■ **Short exercise**:
Output the full listing below exactly, without the pictures.

■ **Input material**:
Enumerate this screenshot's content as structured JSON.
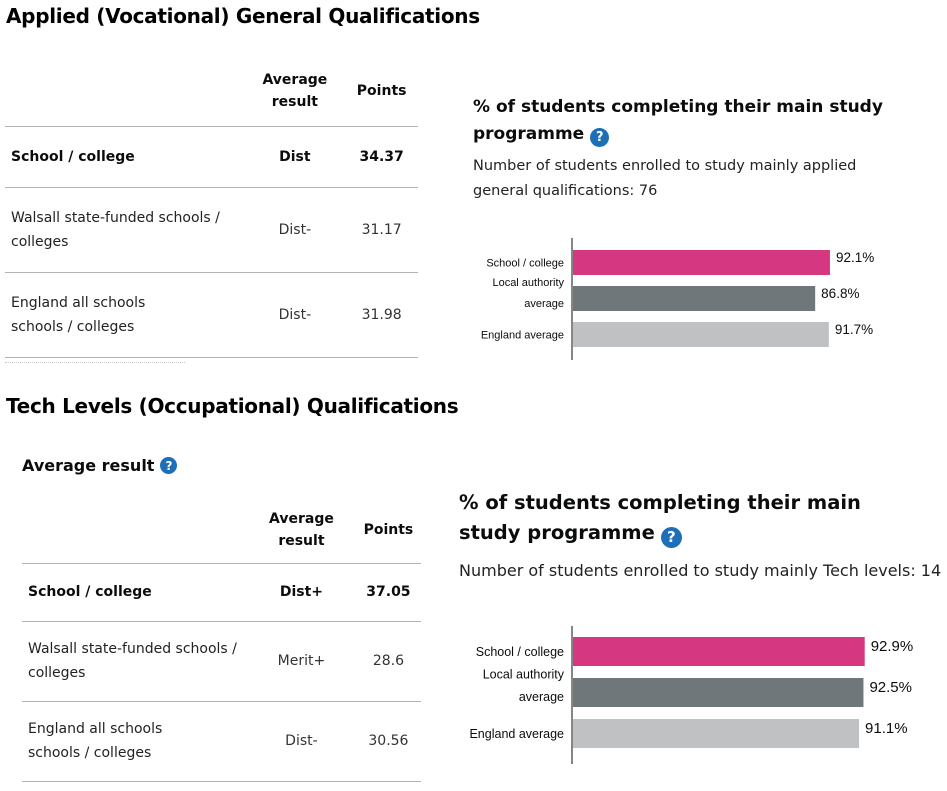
{
  "sections": [
    {
      "title": "Applied (Vocational) General Qualifications",
      "table": {
        "headers": {
          "result": "Average result",
          "points": "Points"
        },
        "rows": [
          {
            "label": "School / college",
            "result": "Dist",
            "points": "34.37"
          },
          {
            "label": "Walsall state-funded schools / colleges",
            "result": "Dist-",
            "points": "31.17"
          },
          {
            "label": "England all schools schools / colleges",
            "result": "Dist-",
            "points": "31.98"
          }
        ]
      },
      "chart": {
        "title": "% of students completing their main study programme",
        "subtitle": "Number of students enrolled to study mainly applied general qualifications: 76"
      }
    },
    {
      "title": "Tech Levels (Occupational) Qualifications",
      "subheading": "Average result",
      "table": {
        "headers": {
          "result": "Average result",
          "points": "Points"
        },
        "rows": [
          {
            "label": "School / college",
            "result": "Dist+",
            "points": "37.05"
          },
          {
            "label": "Walsall state-funded schools / colleges",
            "result": "Merit+",
            "points": "28.6"
          },
          {
            "label": "England all schools schools / colleges",
            "result": "Dist-",
            "points": "30.56"
          }
        ]
      },
      "chart": {
        "title": "% of students completing their main study programme",
        "subtitle": "Number of students enrolled to study mainly Tech levels: 14"
      }
    }
  ],
  "help_glyph": "?",
  "chart_data": [
    {
      "type": "bar",
      "orientation": "horizontal",
      "title": "% of students completing their main study programme",
      "categories": [
        "School / college",
        "Local authority average",
        "England average"
      ],
      "values": [
        92.1,
        86.8,
        91.7
      ],
      "value_suffix": "%",
      "colors": [
        "#d53880",
        "#6f777b",
        "#bfc1c3"
      ],
      "xlim": [
        0,
        100
      ],
      "grid": false
    },
    {
      "type": "bar",
      "orientation": "horizontal",
      "title": "% of students completing their main study programme",
      "categories": [
        "School / college",
        "Local authority average",
        "England average"
      ],
      "values": [
        92.9,
        92.5,
        91.1
      ],
      "value_suffix": "%",
      "colors": [
        "#d53880",
        "#6f777b",
        "#bfc1c3"
      ],
      "xlim": [
        0,
        100
      ],
      "grid": false
    }
  ]
}
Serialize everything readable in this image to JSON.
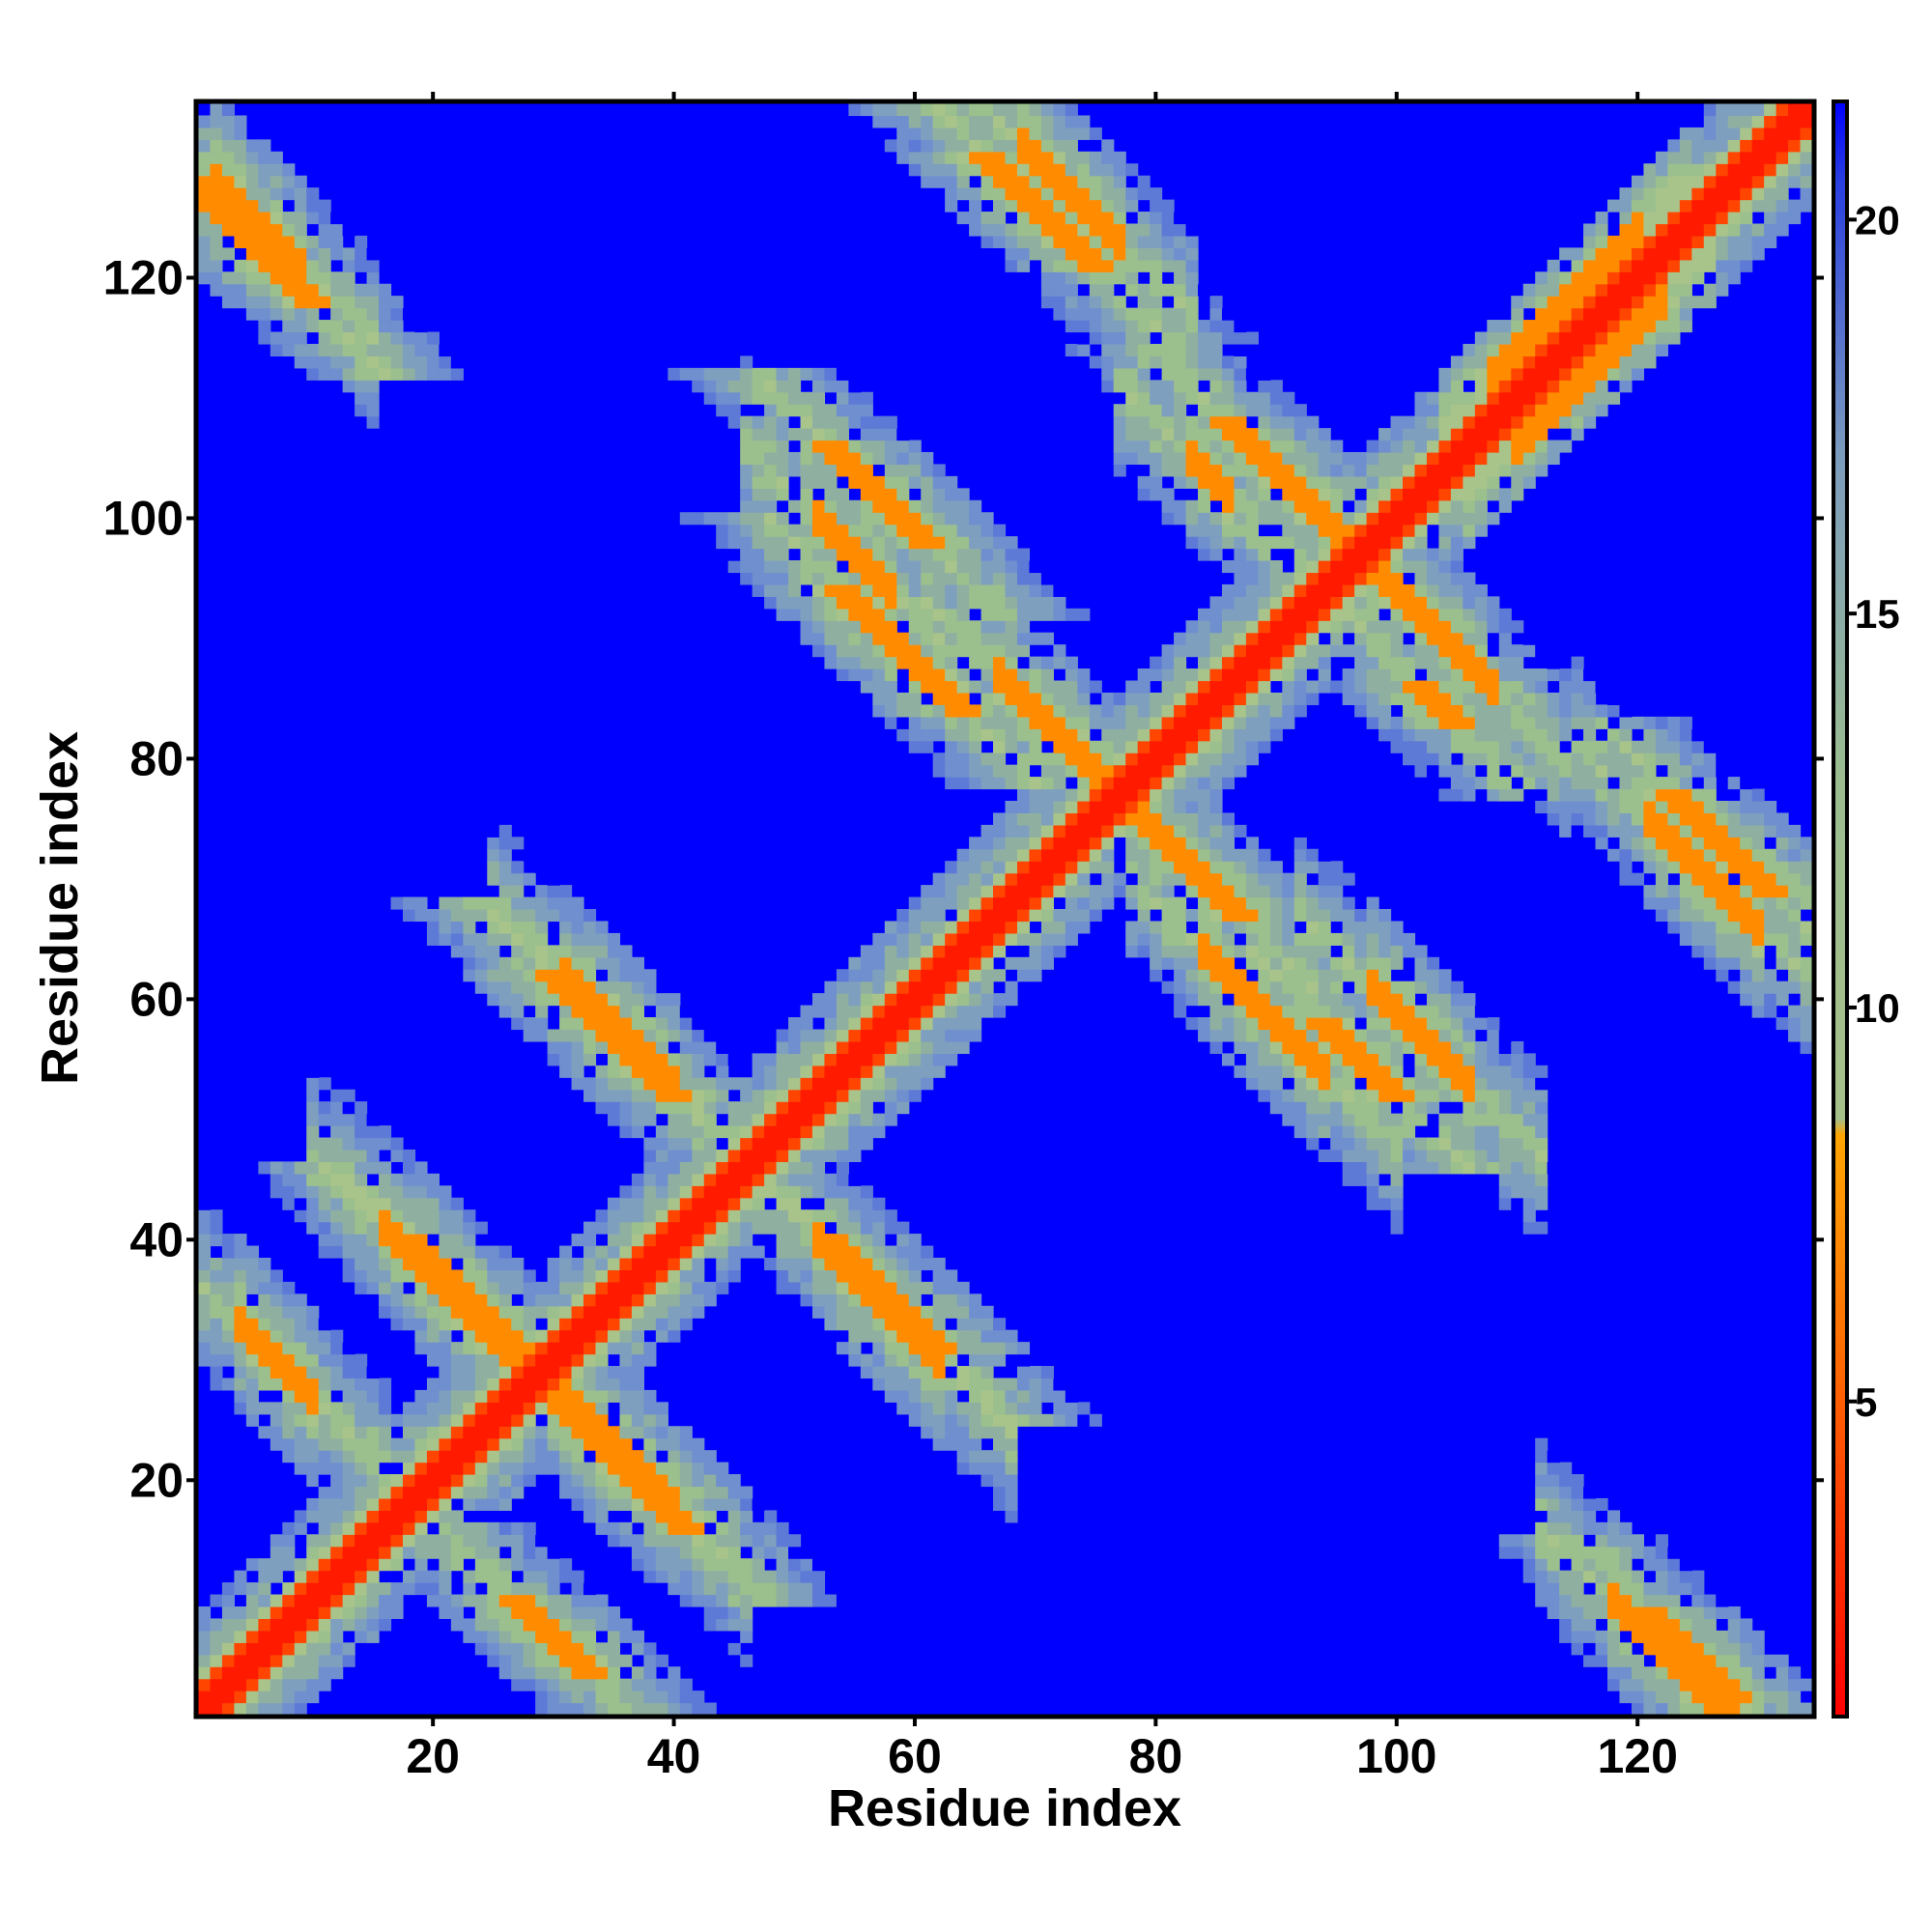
{
  "chart_data": {
    "type": "heatmap",
    "title": "",
    "xlabel": "Residue index",
    "ylabel": "Residue index",
    "x_range": [
      1,
      134
    ],
    "y_range": [
      1,
      134
    ],
    "x_ticks": [
      "20",
      "40",
      "60",
      "80",
      "100",
      "120"
    ],
    "y_ticks": [
      "20",
      "40",
      "60",
      "80",
      "100",
      "120"
    ],
    "colorbar": {
      "range": [
        1,
        21.5
      ],
      "ticks": [
        "5",
        "10",
        "15",
        "20"
      ],
      "tick_values": [
        5,
        10,
        15,
        20
      ],
      "colors": {
        "near": "#ff0000",
        "mid_near": "#ff8c00",
        "mid": "#9fbf8c",
        "mid_far": "#7f9fbf",
        "far": "#0000ff"
      }
    },
    "matrix_size": 134,
    "contact_bands": [
      {
        "name": "main-diagonal",
        "kind": "diagonal",
        "i_start": 1,
        "i_end": 134,
        "offset": 0
      },
      {
        "kind": "anti",
        "sum": 37,
        "x_start": 4,
        "x_end": 10,
        "strength": 6.5
      },
      {
        "kind": "anti",
        "sum": 58,
        "x_start": 19,
        "x_end": 40,
        "strength": 6.0
      },
      {
        "kind": "anti",
        "sum": 93,
        "x_start": 31,
        "x_end": 40,
        "strength": 5.5
      },
      {
        "kind": "anti",
        "sum": 92,
        "x_start": 52,
        "x_end": 62,
        "strength": 5.5
      },
      {
        "kind": "anti",
        "sum": 57,
        "x_start": 16,
        "x_end": 30,
        "strength": 6.0
      },
      {
        "kind": "anti",
        "sum": 130,
        "x_start": 2,
        "x_end": 9,
        "strength": 6.0
      },
      {
        "kind": "anti",
        "sum": 152,
        "x_start": 52,
        "x_end": 58,
        "strength": 6.0
      },
      {
        "kind": "anti",
        "sum": 154,
        "x_start": 67,
        "x_end": 76,
        "strength": 6.0
      },
      {
        "kind": "anti",
        "sum": 148,
        "x_start": 84,
        "x_end": 94,
        "strength": 6.0
      },
      {
        "kind": "anti",
        "sum": 159,
        "x_start": 98,
        "x_end": 106,
        "strength": 6.0
      },
      {
        "kind": "anti",
        "sum": 200,
        "x_start": 69,
        "x_end": 77,
        "strength": 6.0
      },
      {
        "kind": "anti",
        "sum": 188,
        "x_start": 83,
        "x_end": 86,
        "strength": 6.0
      },
      {
        "kind": "anti",
        "sum": 194,
        "x_start": 97,
        "x_end": 108,
        "strength": 6.0
      },
      {
        "kind": "anti",
        "sum": 196,
        "x_start": 121,
        "x_end": 130,
        "strength": 6.0
      },
      {
        "kind": "anti",
        "sum": 128,
        "x_start": 118,
        "x_end": 128,
        "strength": 6.0
      },
      {
        "kind": "parallel",
        "offset": 4,
        "x_start": 108,
        "x_end": 120,
        "strength": 5.0
      },
      {
        "kind": "parallel",
        "offset": -4,
        "x_start": 110,
        "x_end": 122,
        "strength": 5.0
      }
    ]
  }
}
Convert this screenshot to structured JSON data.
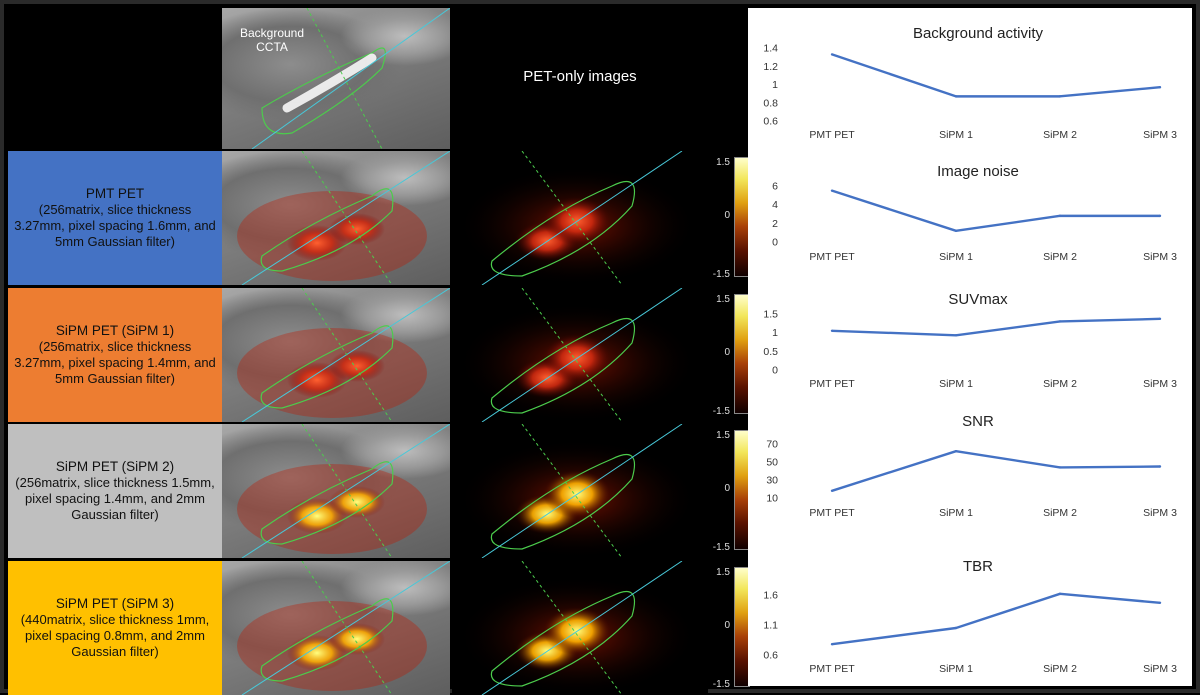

■ **In response**:
Enumerate this screenshot's content as structured JSON.
{
  "sections": [
    {
      "title": "Applied (Vocational) General Qualifications",
      "table": {
        "headers": {
          "result": "Average result",
          "points": "Points"
        },
        "rows": [
          {
            "label": "School / college",
            "result": "Dist",
            "points": "34.37"
          },
          {
            "label": "Walsall state-funded schools / colleges",
            "result": "Dist-",
            "points": "31.17"
          },
          {
            "label": "England all schools schools / colleges",
            "result": "Dist-",
            "points": "31.98"
          }
        ]
      },
      "chart": {
        "title": "% of students completing their main study programme",
        "subtitle": "Number of students enrolled to study mainly applied general qualifications: 76"
      }
    },
    {
      "title": "Tech Levels (Occupational) Qualifications",
      "subheading": "Average result",
      "table": {
        "headers": {
          "result": "Average result",
          "points": "Points"
        },
        "rows": [
          {
            "label": "School / college",
            "result": "Dist+",
            "points": "37.05"
          },
          {
            "label": "Walsall state-funded schools / colleges",
            "result": "Merit+",
            "points": "28.6"
          },
          {
            "label": "England all schools schools / colleges",
            "result": "Dist-",
            "points": "30.56"
          }
        ]
      },
      "chart": {
        "title": "% of students completing their main study programme",
        "subtitle": "Number of students enrolled to study mainly Tech levels: 14"
      }
    }
  ],
  "help_glyph": "?",
  "chart_data": [
    {
      "type": "bar",
      "orientation": "horizontal",
      "title": "% of students completing their main study programme",
      "categories": [
        "School / college",
        "Local authority average",
        "England average"
      ],
      "values": [
        92.1,
        86.8,
        91.7
      ],
      "value_suffix": "%",
      "colors": [
        "#d53880",
        "#6f777b",
        "#bfc1c3"
      ],
      "xlim": [
        0,
        100
      ],
      "grid": false
    },
    {
      "type": "bar",
      "orientation": "horizontal",
      "title": "% of students completing their main study programme",
      "categories": [
        "School / college",
        "Local authority average",
        "England average"
      ],
      "values": [
        92.9,
        92.5,
        91.1
      ],
      "value_suffix": "%",
      "colors": [
        "#d53880",
        "#6f777b",
        "#bfc1c3"
      ],
      "xlim": [
        0,
        100
      ],
      "grid": false
    }
  ]
}
Serialize everything readable in this image to JSON.
{
  "chart_data": {
    "type": "heatmap",
    "title": "",
    "xlabel": "Residue index",
    "ylabel": "Residue index",
    "x_range": [
      1,
      134
    ],
    "y_range": [
      1,
      134
    ],
    "x_ticks": [
      "20",
      "40",
      "60",
      "80",
      "100",
      "120"
    ],
    "y_ticks": [
      "20",
      "40",
      "60",
      "80",
      "100",
      "120"
    ],
    "colorbar": {
      "range": [
        1,
        21.5
      ],
      "ticks": [
        "5",
        "10",
        "15",
        "20"
      ],
      "tick_values": [
        5,
        10,
        15,
        20
      ],
      "colors": {
        "near": "#ff0000",
        "mid_near": "#ff8c00",
        "mid": "#9fbf8c",
        "mid_far": "#7f9fbf",
        "far": "#0000ff"
      }
    },
    "matrix_size": 134,
    "contact_bands": [
      {
        "name": "main-diagonal",
        "kind": "diagonal",
        "i_start": 1,
        "i_end": 134,
        "offset": 0
      },
      {
        "kind": "anti",
        "sum": 37,
        "x_start": 4,
        "x_end": 10,
        "strength": 6.5
      },
      {
        "kind": "anti",
        "sum": 58,
        "x_start": 19,
        "x_end": 40,
        "strength": 6.0
      },
      {
        "kind": "anti",
        "sum": 93,
        "x_start": 31,
        "x_end": 40,
        "strength": 5.5
      },
      {
        "kind": "anti",
        "sum": 92,
        "x_start": 52,
        "x_end": 62,
        "strength": 5.5
      },
      {
        "kind": "anti",
        "sum": 57,
        "x_start": 16,
        "x_end": 30,
        "strength": 6.0
      },
      {
        "kind": "anti",
        "sum": 130,
        "x_start": 2,
        "x_end": 9,
        "strength": 6.0
      },
      {
        "kind": "anti",
        "sum": 152,
        "x_start": 52,
        "x_end": 58,
        "strength": 6.0
      },
      {
        "kind": "anti",
        "sum": 154,
        "x_start": 67,
        "x_end": 76,
        "strength": 6.0
      },
      {
        "kind": "anti",
        "sum": 148,
        "x_start": 84,
        "x_end": 94,
        "strength": 6.0
      },
      {
        "kind": "anti",
        "sum": 159,
        "x_start": 98,
        "x_end": 106,
        "strength": 6.0
      },
      {
        "kind": "anti",
        "sum": 200,
        "x_start": 69,
        "x_end": 77,
        "strength": 6.0
      },
      {
        "kind": "anti",
        "sum": 188,
        "x_start": 83,
        "x_end": 86,
        "strength": 6.0
      },
      {
        "kind": "anti",
        "sum": 194,
        "x_start": 97,
        "x_end": 108,
        "strength": 6.0
      },
      {
        "kind": "anti",
        "sum": 196,
        "x_start": 121,
        "x_end": 130,
        "strength": 6.0
      },
      {
        "kind": "anti",
        "sum": 128,
        "x_start": 118,
        "x_end": 128,
        "strength": 6.0
      },
      {
        "kind": "parallel",
        "offset": 4,
        "x_start": 108,
        "x_end": 120,
        "strength": 5.0
      },
      {
        "kind": "parallel",
        "offset": -4,
        "x_start": 110,
        "x_end": 122,
        "strength": 5.0
      }
    ]
  }
}
Convert this screenshot to structured JSON data.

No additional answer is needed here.